Produce the listing below again, exactly as shown.

**A run of records:**
========

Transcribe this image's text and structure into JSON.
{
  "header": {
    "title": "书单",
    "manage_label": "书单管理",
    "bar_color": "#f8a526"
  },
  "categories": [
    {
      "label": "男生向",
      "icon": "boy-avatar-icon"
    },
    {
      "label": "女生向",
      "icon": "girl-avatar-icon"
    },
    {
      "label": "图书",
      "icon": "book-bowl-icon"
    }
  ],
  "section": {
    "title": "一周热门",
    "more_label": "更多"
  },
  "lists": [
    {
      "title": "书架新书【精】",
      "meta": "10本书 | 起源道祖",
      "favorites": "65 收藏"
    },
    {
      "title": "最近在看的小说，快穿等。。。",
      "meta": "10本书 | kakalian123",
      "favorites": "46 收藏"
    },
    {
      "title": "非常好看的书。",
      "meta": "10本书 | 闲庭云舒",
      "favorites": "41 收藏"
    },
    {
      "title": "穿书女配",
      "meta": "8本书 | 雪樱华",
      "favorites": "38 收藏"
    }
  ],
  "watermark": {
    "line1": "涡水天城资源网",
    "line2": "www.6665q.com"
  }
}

========

**Exercise output:**
Transcribe this image's text and structure into JSON.
{
  "header": {
    "title": "书单",
    "manage_label": "书单管理",
    "bar_color": "#f8a526"
  },
  "categories": [
    {
      "label": "男生向",
      "icon": "boy-avatar-icon"
    },
    {
      "label": "女生向",
      "icon": "girl-avatar-icon"
    },
    {
      "label": "图书",
      "icon": "book-bowl-icon"
    }
  ],
  "section": {
    "title": "一周热门",
    "more_label": "更多"
  },
  "lists": [
    {
      "title": "书架新书【精】",
      "meta": "10本书 | 起源道祖",
      "favorites": "65 收藏"
    },
    {
      "title": "最近在看的小说，快穿等。。。",
      "meta": "10本书 | kakalian123",
      "favorites": "46 收藏"
    },
    {
      "title": "非常好看的书。",
      "meta": "10本书 | 闲庭云舒",
      "favorites": "41 收藏"
    },
    {
      "title": "穿书女配",
      "meta": "8本书 | 雪樱华",
      "favorites": "38 收藏"
    }
  ],
  "watermark": {
    "line1": "涡水天城资源网",
    "line2": "www.6665q.com"
  }
}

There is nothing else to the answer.